─── EXCERPTED RECORDS ───

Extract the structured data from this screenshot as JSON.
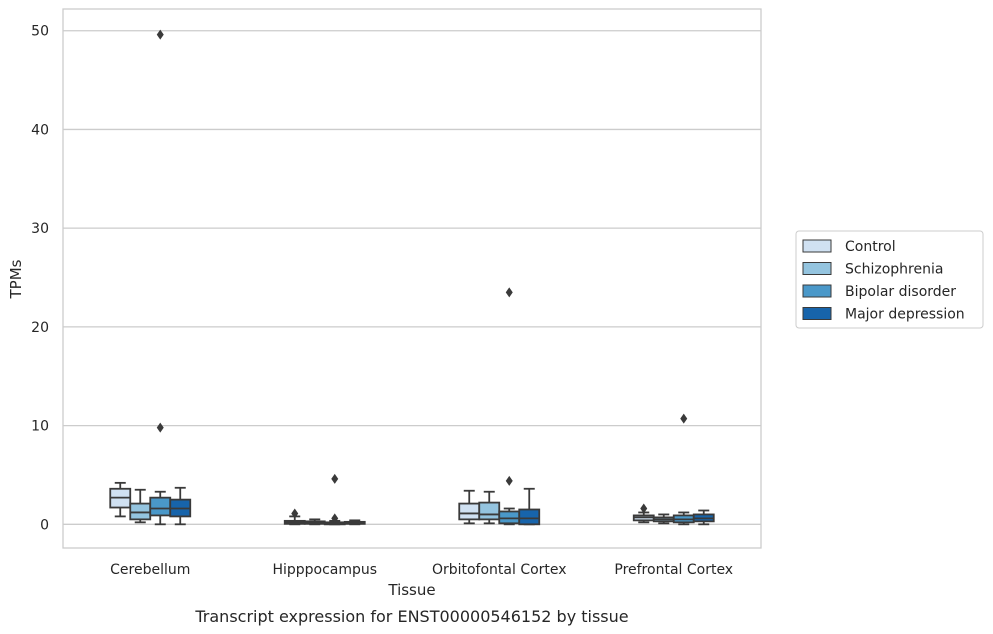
{
  "chart_data": {
    "type": "box",
    "caption": "Transcript expression for ENST00000546152 by tissue",
    "xlabel": "Tissue",
    "ylabel": "TPMs",
    "ylim": [
      -2.4,
      52.2
    ],
    "yticks": [
      0,
      10,
      20,
      30,
      40,
      50
    ],
    "grid": "horizontal",
    "legend_position": "right",
    "categories": [
      "Cerebellum",
      "Hipppocampus",
      "Orbitofontal Cortex",
      "Prefrontal Cortex"
    ],
    "series": [
      {
        "name": "Control",
        "color": "#d0e1f2",
        "boxes": [
          {
            "whislo": 0.8,
            "q1": 1.7,
            "med": 2.7,
            "q3": 3.6,
            "whishi": 4.2,
            "fliers": []
          },
          {
            "whislo": 0.0,
            "q1": 0.05,
            "med": 0.2,
            "q3": 0.35,
            "whishi": 0.8,
            "fliers": [
              1.1
            ]
          },
          {
            "whislo": 0.1,
            "q1": 0.5,
            "med": 1.1,
            "q3": 2.1,
            "whishi": 3.4,
            "fliers": []
          },
          {
            "whislo": 0.2,
            "q1": 0.4,
            "med": 0.7,
            "q3": 0.9,
            "whishi": 1.2,
            "fliers": [
              1.6
            ]
          }
        ]
      },
      {
        "name": "Schizophrenia",
        "color": "#94c4df",
        "boxes": [
          {
            "whislo": 0.2,
            "q1": 0.5,
            "med": 1.2,
            "q3": 2.1,
            "whishi": 3.5,
            "fliers": []
          },
          {
            "whislo": 0.0,
            "q1": 0.05,
            "med": 0.15,
            "q3": 0.3,
            "whishi": 0.5,
            "fliers": []
          },
          {
            "whislo": 0.1,
            "q1": 0.5,
            "med": 1.0,
            "q3": 2.2,
            "whishi": 3.3,
            "fliers": []
          },
          {
            "whislo": 0.1,
            "q1": 0.3,
            "med": 0.5,
            "q3": 0.7,
            "whishi": 1.0,
            "fliers": []
          }
        ]
      },
      {
        "name": "Bipolar disorder",
        "color": "#4a98c9",
        "boxes": [
          {
            "whislo": 0.0,
            "q1": 0.9,
            "med": 1.6,
            "q3": 2.7,
            "whishi": 3.3,
            "fliers": [
              9.8,
              49.6
            ]
          },
          {
            "whislo": 0.0,
            "q1": 0.05,
            "med": 0.1,
            "q3": 0.2,
            "whishi": 0.35,
            "fliers": [
              0.6,
              4.6
            ]
          },
          {
            "whislo": 0.0,
            "q1": 0.1,
            "med": 0.6,
            "q3": 1.3,
            "whishi": 1.6,
            "fliers": [
              4.4,
              23.5
            ]
          },
          {
            "whislo": 0.0,
            "q1": 0.2,
            "med": 0.5,
            "q3": 0.9,
            "whishi": 1.2,
            "fliers": [
              10.7
            ]
          }
        ]
      },
      {
        "name": "Major depression",
        "color": "#1764ab",
        "boxes": [
          {
            "whislo": 0.0,
            "q1": 0.8,
            "med": 1.6,
            "q3": 2.5,
            "whishi": 3.7,
            "fliers": []
          },
          {
            "whislo": 0.0,
            "q1": 0.05,
            "med": 0.15,
            "q3": 0.25,
            "whishi": 0.4,
            "fliers": []
          },
          {
            "whislo": 0.0,
            "q1": 0.0,
            "med": 0.6,
            "q3": 1.5,
            "whishi": 3.6,
            "fliers": []
          },
          {
            "whislo": 0.0,
            "q1": 0.3,
            "med": 0.6,
            "q3": 1.0,
            "whishi": 1.4,
            "fliers": []
          }
        ]
      }
    ]
  }
}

───

* GIVEN PROBLEM
From the data above, show each line that contains "name".

* RESPONSE BELOW
        "name": "Control",
        "name": "Schizophrenia",
        "name": "Bipolar disorder",
        "name": "Major depression",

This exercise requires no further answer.